Goal: Extract each line of the data below exactly as written.

(Data extracted from a collection)
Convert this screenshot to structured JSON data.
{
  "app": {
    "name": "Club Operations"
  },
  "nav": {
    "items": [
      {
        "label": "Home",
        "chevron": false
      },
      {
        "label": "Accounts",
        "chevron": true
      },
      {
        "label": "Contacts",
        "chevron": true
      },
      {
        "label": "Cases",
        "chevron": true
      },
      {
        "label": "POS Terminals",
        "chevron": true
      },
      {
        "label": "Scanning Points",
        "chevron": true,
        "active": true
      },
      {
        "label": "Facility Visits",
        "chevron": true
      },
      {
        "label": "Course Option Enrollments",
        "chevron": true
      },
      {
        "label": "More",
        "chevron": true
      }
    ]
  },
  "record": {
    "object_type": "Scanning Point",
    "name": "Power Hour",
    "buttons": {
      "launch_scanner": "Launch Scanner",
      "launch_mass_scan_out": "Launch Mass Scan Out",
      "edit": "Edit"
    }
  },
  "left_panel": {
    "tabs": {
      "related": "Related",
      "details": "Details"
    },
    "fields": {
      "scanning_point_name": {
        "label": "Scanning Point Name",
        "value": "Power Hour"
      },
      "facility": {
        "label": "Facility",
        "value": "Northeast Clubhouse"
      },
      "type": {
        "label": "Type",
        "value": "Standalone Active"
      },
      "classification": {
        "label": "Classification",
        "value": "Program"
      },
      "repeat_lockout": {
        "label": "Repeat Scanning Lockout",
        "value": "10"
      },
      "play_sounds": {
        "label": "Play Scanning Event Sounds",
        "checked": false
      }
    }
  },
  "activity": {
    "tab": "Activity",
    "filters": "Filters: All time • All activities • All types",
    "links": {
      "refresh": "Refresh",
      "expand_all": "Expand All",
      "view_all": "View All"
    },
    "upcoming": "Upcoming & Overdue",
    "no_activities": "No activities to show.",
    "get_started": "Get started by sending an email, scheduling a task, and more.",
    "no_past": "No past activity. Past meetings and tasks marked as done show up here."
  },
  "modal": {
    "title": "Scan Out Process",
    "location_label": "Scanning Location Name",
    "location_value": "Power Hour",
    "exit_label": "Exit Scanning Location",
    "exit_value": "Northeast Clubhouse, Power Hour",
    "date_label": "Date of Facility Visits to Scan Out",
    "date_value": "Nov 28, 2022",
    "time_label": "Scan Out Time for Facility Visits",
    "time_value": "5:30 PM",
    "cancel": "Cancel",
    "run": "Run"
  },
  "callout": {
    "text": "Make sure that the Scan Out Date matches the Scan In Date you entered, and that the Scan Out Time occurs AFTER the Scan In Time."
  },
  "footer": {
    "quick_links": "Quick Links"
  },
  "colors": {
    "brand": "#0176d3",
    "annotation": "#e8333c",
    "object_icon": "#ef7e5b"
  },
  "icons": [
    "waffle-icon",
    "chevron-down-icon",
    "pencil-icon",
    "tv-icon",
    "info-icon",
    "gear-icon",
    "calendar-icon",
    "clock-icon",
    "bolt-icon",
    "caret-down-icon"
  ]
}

The result:
Convert this screenshot to structured JSON data.
{
  "app": {
    "name": "Club Operations"
  },
  "nav": {
    "items": [
      {
        "label": "Home",
        "chevron": false
      },
      {
        "label": "Accounts",
        "chevron": true
      },
      {
        "label": "Contacts",
        "chevron": true
      },
      {
        "label": "Cases",
        "chevron": true
      },
      {
        "label": "POS Terminals",
        "chevron": true
      },
      {
        "label": "Scanning Points",
        "chevron": true,
        "active": true
      },
      {
        "label": "Facility Visits",
        "chevron": true
      },
      {
        "label": "Course Option Enrollments",
        "chevron": true
      },
      {
        "label": "More",
        "chevron": true
      }
    ]
  },
  "record": {
    "object_type": "Scanning Point",
    "name": "Power Hour",
    "buttons": {
      "launch_scanner": "Launch Scanner",
      "launch_mass_scan_out": "Launch Mass Scan Out",
      "edit": "Edit"
    }
  },
  "left_panel": {
    "tabs": {
      "related": "Related",
      "details": "Details"
    },
    "fields": {
      "scanning_point_name": {
        "label": "Scanning Point Name",
        "value": "Power Hour"
      },
      "facility": {
        "label": "Facility",
        "value": "Northeast Clubhouse"
      },
      "type": {
        "label": "Type",
        "value": "Standalone Active"
      },
      "classification": {
        "label": "Classification",
        "value": "Program"
      },
      "repeat_lockout": {
        "label": "Repeat Scanning Lockout",
        "value": "10"
      },
      "play_sounds": {
        "label": "Play Scanning Event Sounds",
        "checked": false
      }
    }
  },
  "activity": {
    "tab": "Activity",
    "filters": "Filters: All time • All activities • All types",
    "links": {
      "refresh": "Refresh",
      "expand_all": "Expand All",
      "view_all": "View All"
    },
    "upcoming": "Upcoming & Overdue",
    "no_activities": "No activities to show.",
    "get_started": "Get started by sending an email, scheduling a task, and more.",
    "no_past": "No past activity. Past meetings and tasks marked as done show up here."
  },
  "modal": {
    "title": "Scan Out Process",
    "location_label": "Scanning Location Name",
    "location_value": "Power Hour",
    "exit_label": "Exit Scanning Location",
    "exit_value": "Northeast Clubhouse, Power Hour",
    "date_label": "Date of Facility Visits to Scan Out",
    "date_value": "Nov 28, 2022",
    "time_label": "Scan Out Time for Facility Visits",
    "time_value": "5:30 PM",
    "cancel": "Cancel",
    "run": "Run"
  },
  "callout": {
    "text": "Make sure that the Scan Out Date matches the Scan In Date you entered, and that the Scan Out Time occurs AFTER the Scan In Time."
  },
  "footer": {
    "quick_links": "Quick Links"
  },
  "colors": {
    "brand": "#0176d3",
    "annotation": "#e8333c",
    "object_icon": "#ef7e5b"
  },
  "icons": [
    "waffle-icon",
    "chevron-down-icon",
    "pencil-icon",
    "tv-icon",
    "info-icon",
    "gear-icon",
    "calendar-icon",
    "clock-icon",
    "bolt-icon",
    "caret-down-icon"
  ]
}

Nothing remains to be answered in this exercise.